(Dataset entries)
........
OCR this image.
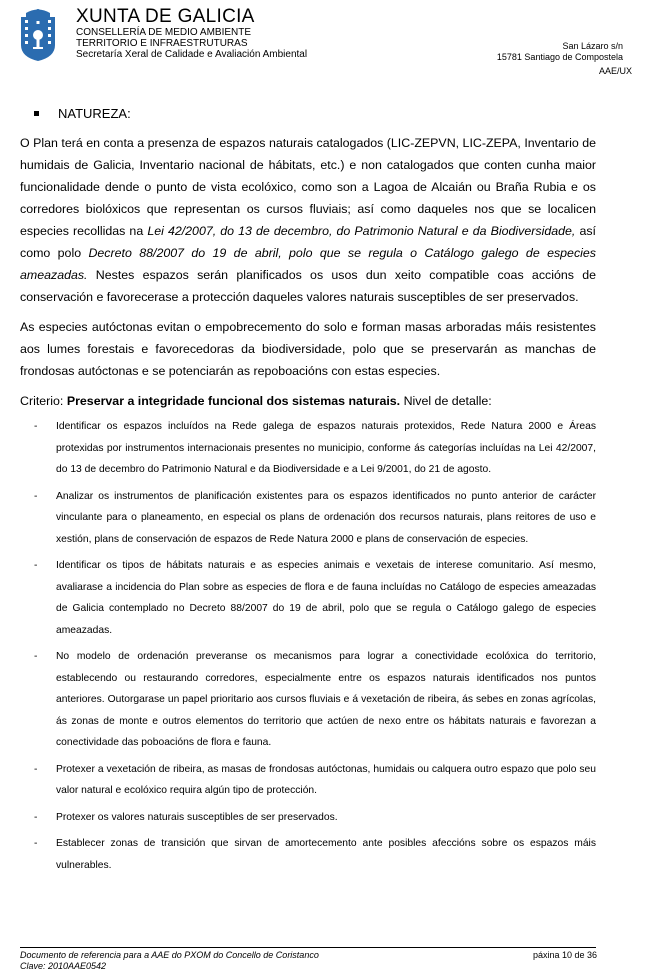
XUNTA DE GALICIA
CONSELLERÍA DE MEDIO AMBIENTE
TERRITORIO E INFRAESTRUTURAS
Secretaría Xeral de Calidade e Avaliación Ambiental
San Lázaro s/n
15781 Santiago de Compostela
AAE/UX
NATUREZA:

O Plan terá en conta a presenza de espazos naturais catalogados (LIC-ZEPVN, LIC-ZEPA, Inventario de humidais de Galicia, Inventario nacional de hábitats, etc.) e non catalogados que conten cunha maior funcionalidade dende o punto de vista ecolóxico, como son a Lagoa de Alcaián ou Braña Rubia e os corredores biolóxicos que representan os cursos fluviais; así como daqueles nos que se localicen especies recollidas na Lei 42/2007, do 13 de decembro, do Patrimonio Natural e da Biodiversidade, así como polo Decreto 88/2007 do 19 de abril, polo que se regula o Catálogo galego de especies ameazadas. Nestes espazos serán planificados os usos dun xeito compatible coas accións de conservación e favorecerase a protección daqueles valores naturais susceptibles de ser preservados.

As especies autóctonas evitan o empobrecemento do solo e forman masas arboradas máis resistentes aos lumes forestais e favorecedoras da biodiversidade, polo que se preservarán as manchas de frondosas autóctonas e se potenciarán as repoboacións con estas especies.

Criterio: Preservar a integridade funcional dos sistemas naturais. Nivel de detalle:

- Identificar os espazos incluídos na Rede galega de espazos naturais protexidos, Rede Natura 2000 e Áreas protexidas por instrumentos internacionais presentes no municipio, conforme ás categorías incluídas na Lei 42/2007, do 13 de decembro do Patrimonio Natural e da Biodiversidade e a Lei 9/2001, do 21 de agosto.
- Analizar os instrumentos de planificación existentes para os espazos identificados no punto anterior de carácter vinculante para o planeamento, en especial os plans de ordenación dos recursos naturais, plans reitores de uso e xestión, plans de conservación de espazos de Rede Natura 2000 e plans de conservación de especies.
- Identificar os tipos de hábitats naturais e as especies animais e vexetais de interese comunitario. Así mesmo, avaliarase a incidencia do Plan sobre as especies de flora e de fauna incluídas no Catálogo de especies ameazadas de Galicia contemplado no Decreto 88/2007 do 19 de abril, polo que se regula o Catálogo galego de especies ameazadas.
- No modelo de ordenación preveranse os mecanismos para lograr a conectividade ecolóxica do territorio, establecendo ou restaurando corredores, especialmente entre os espazos naturais identificados nos puntos anteriores. Outorgarase un papel prioritario aos cursos fluviais e á vexetación de ribeira, ás sebes en zonas agrícolas, ás zonas de monte e outros elementos do territorio que actúen de nexo entre os hábitats naturais e favorezan a conectividade das poboacións de flora e fauna.
- Protexer a vexetación de ribeira, as masas de frondosas autóctonas, humidais ou calquera outro espazo que polo seu valor natural e ecolóxico requira algún tipo de protección.
- Protexer os valores naturais susceptibles de ser preservados.
- Establecer zonas de transición que sirvan de amortecemento ante posibles afeccións sobre os espazos máis vulnerables.
Documento de referencia para a AAE do PXOM do Concello de Coristanco
Clave: 2010AAE0542
páxina 10 de 36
........
Every entry must be transcribed exactly. Pictures do not belong in the copy.

**TASK SOLUTION:**
OCR this image.
XUNTA DE GALICIA
CONSELLERÍA DE MEDIO AMBIENTE
TERRITORIO E INFRAESTRUTURAS
Secretaría Xeral de Calidade e Avaliación Ambiental
San Lázaro s/n
15781 Santiago de Compostela
AAE/UX
NATUREZA:

O Plan terá en conta a presenza de espazos naturais catalogados (LIC-ZEPVN, LIC-ZEPA, Inventario de humidais de Galicia, Inventario nacional de hábitats, etc.) e non catalogados que conten cunha maior funcionalidade dende o punto de vista ecolóxico, como son a Lagoa de Alcaián ou Braña Rubia e os corredores biolóxicos que representan os cursos fluviais; así como daqueles nos que se localicen especies recollidas na Lei 42/2007, do 13 de decembro, do Patrimonio Natural e da Biodiversidade, así como polo Decreto 88/2007 do 19 de abril, polo que se regula o Catálogo galego de especies ameazadas. Nestes espazos serán planificados os usos dun xeito compatible coas accións de conservación e favorecerase a protección daqueles valores naturais susceptibles de ser preservados.

As especies autóctonas evitan o empobrecemento do solo e forman masas arboradas máis resistentes aos lumes forestais e favorecedoras da biodiversidade, polo que se preservarán as manchas de frondosas autóctonas e se potenciarán as repoboacións con estas especies.

Criterio: Preservar a integridade funcional dos sistemas naturais. Nivel de detalle:

- Identificar os espazos incluídos na Rede galega de espazos naturais protexidos, Rede Natura 2000 e Áreas protexidas por instrumentos internacionais presentes no municipio, conforme ás categorías incluídas na Lei 42/2007, do 13 de decembro do Patrimonio Natural e da Biodiversidade e a Lei 9/2001, do 21 de agosto.
- Analizar os instrumentos de planificación existentes para os espazos identificados no punto anterior de carácter vinculante para o planeamento, en especial os plans de ordenación dos recursos naturais, plans reitores de uso e xestión, plans de conservación de espazos de Rede Natura 2000 e plans de conservación de especies.
- Identificar os tipos de hábitats naturais e as especies animais e vexetais de interese comunitario. Así mesmo, avaliarase a incidencia do Plan sobre as especies de flora e de fauna incluídas no Catálogo de especies ameazadas de Galicia contemplado no Decreto 88/2007 do 19 de abril, polo que se regula o Catálogo galego de especies ameazadas.
- No modelo de ordenación preveranse os mecanismos para lograr a conectividade ecolóxica do territorio, establecendo ou restaurando corredores, especialmente entre os espazos naturais identificados nos puntos anteriores. Outorgarase un papel prioritario aos cursos fluviais e á vexetación de ribeira, ás sebes en zonas agrícolas, ás zonas de monte e outros elementos do territorio que actúen de nexo entre os hábitats naturais e favorezan a conectividade das poboacións de flora e fauna.
- Protexer a vexetación de ribeira, as masas de frondosas autóctonas, humidais ou calquera outro espazo que polo seu valor natural e ecolóxico requira algún tipo de protección.
- Protexer os valores naturais susceptibles de ser preservados.
- Establecer zonas de transición que sirvan de amortecemento ante posibles afeccións sobre os espazos máis vulnerables.
Documento de referencia para a AAE do PXOM do Concello de Coristanco
Clave: 2010AAE0542
páxina 10 de 36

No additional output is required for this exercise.